◆ Exercise directions:
Leaving the pictures aside, transcribe every line below exactly.

====== Given data ======

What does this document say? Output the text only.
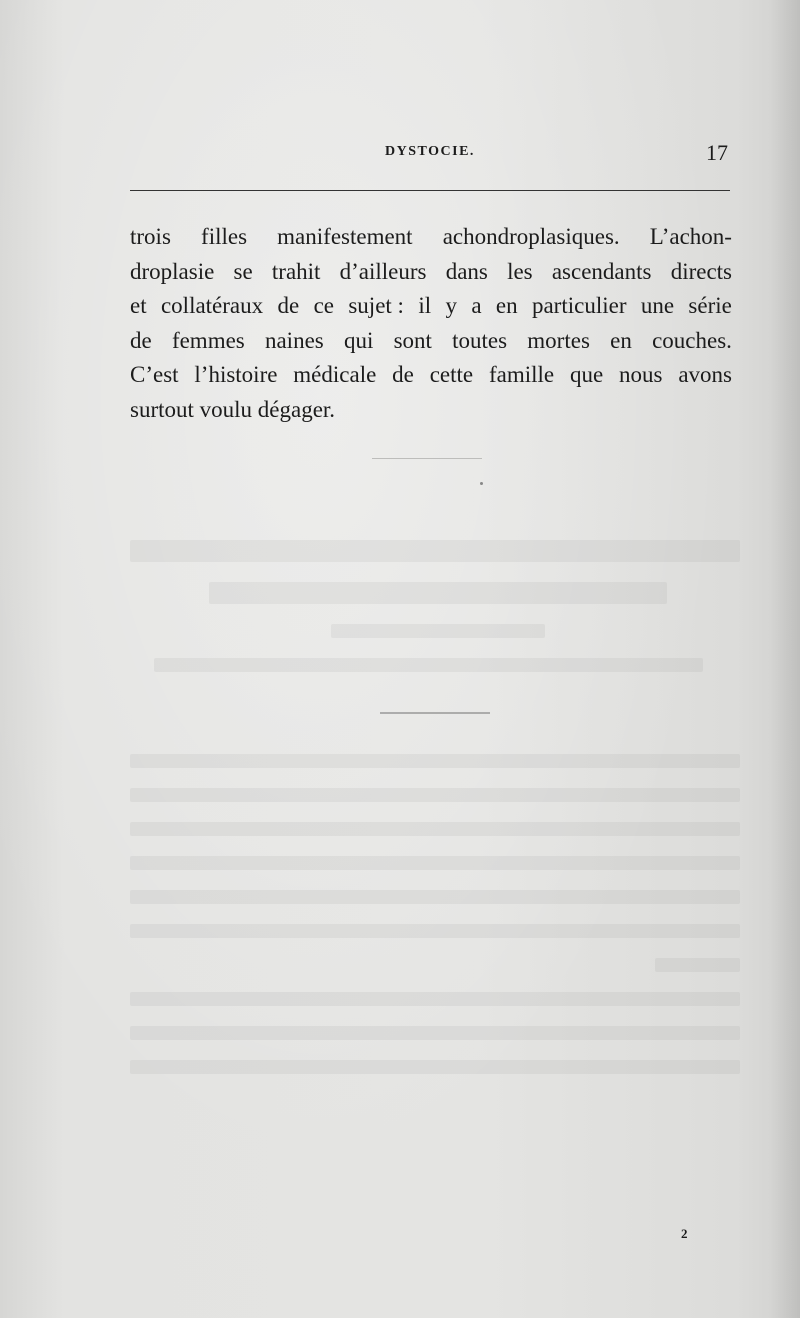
DYSTOCIE.	17
trois filles manifestement achondroplasiques. L’achon-
droplasie se trahit d’ailleurs dans les ascendants directs
et collatéraux de ce sujet : il y a en particulier une série
de femmes naines qui sont toutes mortes en couches.
C’est l’histoire médicale de cette famille que nous avons
surtout voulu dégager.
2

======

◆ Response to the task:
What does this document say? Output the text only.
DYSTOCIE.	17
trois filles manifestement achondroplasiques. L’achon-
droplasie se trahit d’ailleurs dans les ascendants directs
et collatéraux de ce sujet : il y a en particulier une série
de femmes naines qui sont toutes mortes en couches.
C’est l’histoire médicale de cette famille que nous avons
surtout voulu dégager.
2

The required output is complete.